* START *

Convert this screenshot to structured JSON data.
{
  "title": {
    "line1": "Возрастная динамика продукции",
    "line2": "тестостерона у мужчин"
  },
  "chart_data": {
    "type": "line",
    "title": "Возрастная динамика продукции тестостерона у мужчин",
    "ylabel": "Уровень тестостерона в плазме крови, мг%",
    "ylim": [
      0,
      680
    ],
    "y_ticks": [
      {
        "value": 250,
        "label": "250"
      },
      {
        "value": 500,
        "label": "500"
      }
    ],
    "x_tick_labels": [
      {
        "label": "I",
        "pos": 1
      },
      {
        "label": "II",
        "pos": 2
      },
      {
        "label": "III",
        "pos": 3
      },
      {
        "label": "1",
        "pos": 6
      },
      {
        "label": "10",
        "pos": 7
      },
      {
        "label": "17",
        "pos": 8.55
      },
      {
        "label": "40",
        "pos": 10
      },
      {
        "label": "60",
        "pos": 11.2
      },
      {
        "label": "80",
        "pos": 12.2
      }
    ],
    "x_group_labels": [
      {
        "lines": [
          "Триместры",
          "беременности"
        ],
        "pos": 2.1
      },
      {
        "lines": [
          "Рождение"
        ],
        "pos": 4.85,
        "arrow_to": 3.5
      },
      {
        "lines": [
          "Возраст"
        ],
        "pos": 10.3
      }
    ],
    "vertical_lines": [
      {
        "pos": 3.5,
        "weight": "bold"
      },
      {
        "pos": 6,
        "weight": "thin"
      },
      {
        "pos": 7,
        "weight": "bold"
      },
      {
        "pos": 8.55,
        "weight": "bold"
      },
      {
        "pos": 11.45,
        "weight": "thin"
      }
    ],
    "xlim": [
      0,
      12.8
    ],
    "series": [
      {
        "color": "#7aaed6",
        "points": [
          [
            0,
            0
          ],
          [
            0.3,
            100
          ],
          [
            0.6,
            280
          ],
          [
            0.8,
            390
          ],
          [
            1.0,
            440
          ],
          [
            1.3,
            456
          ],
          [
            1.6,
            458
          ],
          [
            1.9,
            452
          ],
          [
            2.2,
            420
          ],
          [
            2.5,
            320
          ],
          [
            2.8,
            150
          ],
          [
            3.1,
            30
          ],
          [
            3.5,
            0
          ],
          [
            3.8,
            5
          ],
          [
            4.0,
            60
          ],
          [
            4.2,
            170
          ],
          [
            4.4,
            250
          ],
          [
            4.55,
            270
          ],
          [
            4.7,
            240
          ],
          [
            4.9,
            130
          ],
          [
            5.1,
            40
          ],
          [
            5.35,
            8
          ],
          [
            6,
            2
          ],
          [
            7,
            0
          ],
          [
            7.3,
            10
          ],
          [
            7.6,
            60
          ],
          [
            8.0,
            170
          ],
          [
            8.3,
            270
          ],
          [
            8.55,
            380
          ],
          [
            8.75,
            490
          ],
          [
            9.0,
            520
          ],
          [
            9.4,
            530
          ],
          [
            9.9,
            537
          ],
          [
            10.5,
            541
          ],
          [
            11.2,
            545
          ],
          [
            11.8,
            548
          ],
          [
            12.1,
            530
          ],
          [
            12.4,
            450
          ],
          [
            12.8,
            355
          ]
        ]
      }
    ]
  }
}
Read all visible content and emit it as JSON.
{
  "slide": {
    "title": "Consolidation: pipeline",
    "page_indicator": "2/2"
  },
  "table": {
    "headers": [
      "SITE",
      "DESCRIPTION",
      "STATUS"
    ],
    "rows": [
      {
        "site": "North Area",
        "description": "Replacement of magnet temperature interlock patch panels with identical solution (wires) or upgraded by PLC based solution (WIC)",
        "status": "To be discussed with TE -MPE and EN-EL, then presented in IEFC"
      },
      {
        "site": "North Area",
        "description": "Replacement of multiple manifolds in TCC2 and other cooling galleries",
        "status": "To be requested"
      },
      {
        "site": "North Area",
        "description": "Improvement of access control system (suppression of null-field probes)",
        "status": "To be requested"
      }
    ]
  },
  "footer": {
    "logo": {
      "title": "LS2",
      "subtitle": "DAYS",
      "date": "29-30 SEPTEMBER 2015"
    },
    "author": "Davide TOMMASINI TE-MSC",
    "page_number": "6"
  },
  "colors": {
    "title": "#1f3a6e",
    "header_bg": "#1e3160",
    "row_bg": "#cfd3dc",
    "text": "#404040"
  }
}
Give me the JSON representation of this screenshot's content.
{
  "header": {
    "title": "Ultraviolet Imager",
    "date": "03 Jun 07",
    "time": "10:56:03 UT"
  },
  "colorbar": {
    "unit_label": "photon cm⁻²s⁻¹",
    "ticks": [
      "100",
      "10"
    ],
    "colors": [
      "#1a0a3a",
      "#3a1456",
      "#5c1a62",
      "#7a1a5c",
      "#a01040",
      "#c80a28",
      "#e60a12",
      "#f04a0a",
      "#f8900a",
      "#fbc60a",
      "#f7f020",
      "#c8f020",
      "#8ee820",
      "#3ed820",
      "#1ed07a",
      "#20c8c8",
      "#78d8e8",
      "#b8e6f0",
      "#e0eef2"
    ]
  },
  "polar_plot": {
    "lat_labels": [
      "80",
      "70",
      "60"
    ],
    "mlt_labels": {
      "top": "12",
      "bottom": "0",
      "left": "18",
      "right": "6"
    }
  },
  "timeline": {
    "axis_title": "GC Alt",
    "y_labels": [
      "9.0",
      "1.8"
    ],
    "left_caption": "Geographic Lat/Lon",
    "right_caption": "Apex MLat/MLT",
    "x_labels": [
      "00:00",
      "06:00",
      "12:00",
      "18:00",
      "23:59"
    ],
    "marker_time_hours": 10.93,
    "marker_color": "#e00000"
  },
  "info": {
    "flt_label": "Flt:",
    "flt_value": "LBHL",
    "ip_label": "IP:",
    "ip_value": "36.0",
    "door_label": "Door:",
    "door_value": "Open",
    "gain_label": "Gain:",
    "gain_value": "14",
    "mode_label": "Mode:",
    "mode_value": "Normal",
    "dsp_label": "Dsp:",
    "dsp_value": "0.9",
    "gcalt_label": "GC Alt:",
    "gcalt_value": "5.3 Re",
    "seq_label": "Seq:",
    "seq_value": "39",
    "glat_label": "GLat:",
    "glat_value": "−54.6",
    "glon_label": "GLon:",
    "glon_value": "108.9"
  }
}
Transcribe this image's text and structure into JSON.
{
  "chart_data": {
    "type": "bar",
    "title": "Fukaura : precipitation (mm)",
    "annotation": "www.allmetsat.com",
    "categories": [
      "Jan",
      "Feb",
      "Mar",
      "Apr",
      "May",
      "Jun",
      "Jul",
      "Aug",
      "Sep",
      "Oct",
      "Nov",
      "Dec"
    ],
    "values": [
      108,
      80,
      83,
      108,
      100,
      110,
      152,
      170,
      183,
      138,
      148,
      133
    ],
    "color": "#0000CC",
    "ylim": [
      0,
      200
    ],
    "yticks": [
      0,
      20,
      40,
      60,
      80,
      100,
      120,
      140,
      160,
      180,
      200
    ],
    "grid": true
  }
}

* END *

§ **Aim of the exercise**
Where a line of the data holds "with", show that line.

§ **The answer**
        "description": "Replacement of magnet temperature interlock patch panels with identical solution (wires) or upgraded by PLC based solution (WIC)",
        "status": "To be discussed with TE -MPE and EN-EL, then presented in IEFC"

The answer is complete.